PROBLEM: Retype precisely the section of the data that starts at the line containing "Extract all readable text from this page." and runs to its final line, ends included.

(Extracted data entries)
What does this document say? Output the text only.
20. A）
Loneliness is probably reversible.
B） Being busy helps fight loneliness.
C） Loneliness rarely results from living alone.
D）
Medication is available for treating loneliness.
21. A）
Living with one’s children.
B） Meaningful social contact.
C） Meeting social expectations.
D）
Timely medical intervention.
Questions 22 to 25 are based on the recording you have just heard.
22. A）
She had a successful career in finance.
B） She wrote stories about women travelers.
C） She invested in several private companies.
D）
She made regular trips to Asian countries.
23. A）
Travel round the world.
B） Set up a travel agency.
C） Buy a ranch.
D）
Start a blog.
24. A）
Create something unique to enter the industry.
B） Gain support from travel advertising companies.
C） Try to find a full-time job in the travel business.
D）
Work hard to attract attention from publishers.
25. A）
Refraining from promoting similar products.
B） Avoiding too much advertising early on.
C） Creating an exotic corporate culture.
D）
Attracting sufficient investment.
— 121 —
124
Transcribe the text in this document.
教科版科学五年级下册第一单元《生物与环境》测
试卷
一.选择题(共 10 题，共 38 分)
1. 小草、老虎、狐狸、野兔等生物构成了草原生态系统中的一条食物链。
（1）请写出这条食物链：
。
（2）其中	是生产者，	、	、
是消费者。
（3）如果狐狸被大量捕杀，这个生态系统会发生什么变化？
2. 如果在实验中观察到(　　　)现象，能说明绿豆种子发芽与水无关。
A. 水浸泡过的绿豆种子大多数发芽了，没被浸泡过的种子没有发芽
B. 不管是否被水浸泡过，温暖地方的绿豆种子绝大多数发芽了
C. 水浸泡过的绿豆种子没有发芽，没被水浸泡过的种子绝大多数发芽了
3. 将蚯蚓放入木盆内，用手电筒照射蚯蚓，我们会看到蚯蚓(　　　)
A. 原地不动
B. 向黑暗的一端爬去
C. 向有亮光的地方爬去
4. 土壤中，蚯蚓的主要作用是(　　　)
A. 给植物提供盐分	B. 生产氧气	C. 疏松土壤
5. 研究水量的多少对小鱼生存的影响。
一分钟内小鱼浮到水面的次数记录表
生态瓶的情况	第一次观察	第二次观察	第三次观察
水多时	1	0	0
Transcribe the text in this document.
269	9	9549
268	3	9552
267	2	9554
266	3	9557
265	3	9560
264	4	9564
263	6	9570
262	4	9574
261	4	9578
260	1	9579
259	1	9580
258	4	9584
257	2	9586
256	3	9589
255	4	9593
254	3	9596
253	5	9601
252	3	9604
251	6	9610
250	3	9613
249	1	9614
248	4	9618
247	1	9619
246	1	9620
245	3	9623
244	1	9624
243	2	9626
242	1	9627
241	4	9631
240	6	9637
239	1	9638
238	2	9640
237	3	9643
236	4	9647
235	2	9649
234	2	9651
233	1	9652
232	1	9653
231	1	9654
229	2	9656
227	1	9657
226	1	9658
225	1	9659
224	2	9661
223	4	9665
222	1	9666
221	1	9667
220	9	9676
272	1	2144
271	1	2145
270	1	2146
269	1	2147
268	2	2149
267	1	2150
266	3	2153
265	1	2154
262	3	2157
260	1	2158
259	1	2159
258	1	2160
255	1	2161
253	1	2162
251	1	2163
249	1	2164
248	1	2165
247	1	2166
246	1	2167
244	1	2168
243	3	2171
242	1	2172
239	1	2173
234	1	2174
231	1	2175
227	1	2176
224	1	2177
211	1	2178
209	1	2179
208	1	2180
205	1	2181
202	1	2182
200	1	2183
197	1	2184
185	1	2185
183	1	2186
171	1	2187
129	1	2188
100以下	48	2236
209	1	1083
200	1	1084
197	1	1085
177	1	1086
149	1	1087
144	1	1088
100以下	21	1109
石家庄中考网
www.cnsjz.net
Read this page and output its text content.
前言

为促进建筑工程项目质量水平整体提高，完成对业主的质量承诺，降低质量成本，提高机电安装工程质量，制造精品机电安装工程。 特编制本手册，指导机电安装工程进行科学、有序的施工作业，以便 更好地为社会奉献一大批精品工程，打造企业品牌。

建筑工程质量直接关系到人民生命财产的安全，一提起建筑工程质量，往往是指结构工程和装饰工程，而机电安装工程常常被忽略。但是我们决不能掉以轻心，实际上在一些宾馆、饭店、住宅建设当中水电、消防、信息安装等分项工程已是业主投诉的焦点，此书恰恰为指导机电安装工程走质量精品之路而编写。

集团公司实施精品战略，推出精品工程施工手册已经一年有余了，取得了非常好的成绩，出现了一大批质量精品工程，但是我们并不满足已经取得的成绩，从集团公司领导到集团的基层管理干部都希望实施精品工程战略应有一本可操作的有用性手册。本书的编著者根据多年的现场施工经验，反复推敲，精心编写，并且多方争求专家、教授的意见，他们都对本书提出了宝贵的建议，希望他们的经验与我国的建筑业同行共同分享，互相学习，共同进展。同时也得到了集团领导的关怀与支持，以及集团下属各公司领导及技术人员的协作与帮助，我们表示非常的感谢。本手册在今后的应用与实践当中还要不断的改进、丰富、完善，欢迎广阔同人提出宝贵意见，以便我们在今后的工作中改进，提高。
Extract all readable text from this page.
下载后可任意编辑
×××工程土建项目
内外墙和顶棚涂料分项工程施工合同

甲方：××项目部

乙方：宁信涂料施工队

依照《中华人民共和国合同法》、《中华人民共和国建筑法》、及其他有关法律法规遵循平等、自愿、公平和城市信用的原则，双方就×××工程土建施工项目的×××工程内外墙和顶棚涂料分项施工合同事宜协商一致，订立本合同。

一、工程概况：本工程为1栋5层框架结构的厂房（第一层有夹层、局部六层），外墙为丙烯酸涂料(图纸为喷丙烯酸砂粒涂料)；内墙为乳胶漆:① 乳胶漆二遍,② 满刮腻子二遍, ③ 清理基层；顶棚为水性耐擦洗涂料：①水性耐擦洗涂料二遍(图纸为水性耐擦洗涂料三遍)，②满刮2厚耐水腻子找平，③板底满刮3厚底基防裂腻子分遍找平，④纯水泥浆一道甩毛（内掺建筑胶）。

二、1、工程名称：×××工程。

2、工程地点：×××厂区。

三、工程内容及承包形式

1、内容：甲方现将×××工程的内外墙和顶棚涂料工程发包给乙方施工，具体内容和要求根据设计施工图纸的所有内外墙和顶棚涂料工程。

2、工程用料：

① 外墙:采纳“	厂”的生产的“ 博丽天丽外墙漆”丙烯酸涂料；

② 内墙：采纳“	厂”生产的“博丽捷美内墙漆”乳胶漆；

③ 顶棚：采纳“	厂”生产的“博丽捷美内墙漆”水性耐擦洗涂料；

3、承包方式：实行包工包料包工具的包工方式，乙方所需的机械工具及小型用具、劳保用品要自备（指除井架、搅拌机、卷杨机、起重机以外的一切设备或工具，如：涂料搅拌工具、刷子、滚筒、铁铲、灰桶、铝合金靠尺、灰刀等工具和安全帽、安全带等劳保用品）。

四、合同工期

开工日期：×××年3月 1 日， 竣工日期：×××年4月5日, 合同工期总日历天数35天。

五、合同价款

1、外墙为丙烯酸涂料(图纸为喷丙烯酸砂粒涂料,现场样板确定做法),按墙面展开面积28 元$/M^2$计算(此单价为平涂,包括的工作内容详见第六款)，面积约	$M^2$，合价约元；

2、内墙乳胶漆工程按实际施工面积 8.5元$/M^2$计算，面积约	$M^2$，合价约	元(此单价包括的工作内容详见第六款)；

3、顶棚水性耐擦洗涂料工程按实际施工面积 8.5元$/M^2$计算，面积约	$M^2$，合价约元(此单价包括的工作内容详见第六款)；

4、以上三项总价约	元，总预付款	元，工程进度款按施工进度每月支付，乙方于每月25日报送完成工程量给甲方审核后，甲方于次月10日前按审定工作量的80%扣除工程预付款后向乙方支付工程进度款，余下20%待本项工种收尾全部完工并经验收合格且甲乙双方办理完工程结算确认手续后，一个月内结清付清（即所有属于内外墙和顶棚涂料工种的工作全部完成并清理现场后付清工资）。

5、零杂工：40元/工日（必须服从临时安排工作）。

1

RESPONSE TO THIS TASK:
Extract all readable text from this page.
下载后可任意编辑
×××工程土建项目
内外墙和顶棚涂料分项工程施工合同

甲方：××项目部

乙方：宁信涂料施工队

依照《中华人民共和国合同法》、《中华人民共和国建筑法》、及其他有关法律法规遵循平等、自愿、公平和城市信用的原则，双方就×××工程土建施工项目的×××工程内外墙和顶棚涂料分项施工合同事宜协商一致，订立本合同。

一、工程概况：本工程为1栋5层框架结构的厂房（第一层有夹层、局部六层），外墙为丙烯酸涂料(图纸为喷丙烯酸砂粒涂料)；内墙为乳胶漆:① 乳胶漆二遍,② 满刮腻子二遍, ③ 清理基层；顶棚为水性耐擦洗涂料：①水性耐擦洗涂料二遍(图纸为水性耐擦洗涂料三遍)，②满刮2厚耐水腻子找平，③板底满刮3厚底基防裂腻子分遍找平，④纯水泥浆一道甩毛（内掺建筑胶）。

二、1、工程名称：×××工程。

2、工程地点：×××厂区。

三、工程内容及承包形式

1、内容：甲方现将×××工程的内外墙和顶棚涂料工程发包给乙方施工，具体内容和要求根据设计施工图纸的所有内外墙和顶棚涂料工程。

2、工程用料：

① 外墙:采纳“	厂”的生产的“ 博丽天丽外墙漆”丙烯酸涂料；

② 内墙：采纳“	厂”生产的“博丽捷美内墙漆”乳胶漆；

③ 顶棚：采纳“	厂”生产的“博丽捷美内墙漆”水性耐擦洗涂料；

3、承包方式：实行包工包料包工具的包工方式，乙方所需的机械工具及小型用具、劳保用品要自备（指除井架、搅拌机、卷杨机、起重机以外的一切设备或工具，如：涂料搅拌工具、刷子、滚筒、铁铲、灰桶、铝合金靠尺、灰刀等工具和安全帽、安全带等劳保用品）。

四、合同工期

开工日期：×××年3月 1 日， 竣工日期：×××年4月5日, 合同工期总日历天数35天。

五、合同价款

1、外墙为丙烯酸涂料(图纸为喷丙烯酸砂粒涂料,现场样板确定做法),按墙面展开面积28 元$/M^2$计算(此单价为平涂,包括的工作内容详见第六款)，面积约	$M^2$，合价约元；

2、内墙乳胶漆工程按实际施工面积 8.5元$/M^2$计算，面积约	$M^2$，合价约	元(此单价包括的工作内容详见第六款)；

3、顶棚水性耐擦洗涂料工程按实际施工面积 8.5元$/M^2$计算，面积约	$M^2$，合价约元(此单价包括的工作内容详见第六款)；

4、以上三项总价约	元，总预付款	元，工程进度款按施工进度每月支付，乙方于每月25日报送完成工程量给甲方审核后，甲方于次月10日前按审定工作量的80%扣除工程预付款后向乙方支付工程进度款，余下20%待本项工种收尾全部完工并经验收合格且甲乙双方办理完工程结算确认手续后，一个月内结清付清（即所有属于内外墙和顶棚涂料工种的工作全部完成并清理现场后付清工资）。

5、零杂工：40元/工日（必须服从临时安排工作）。

1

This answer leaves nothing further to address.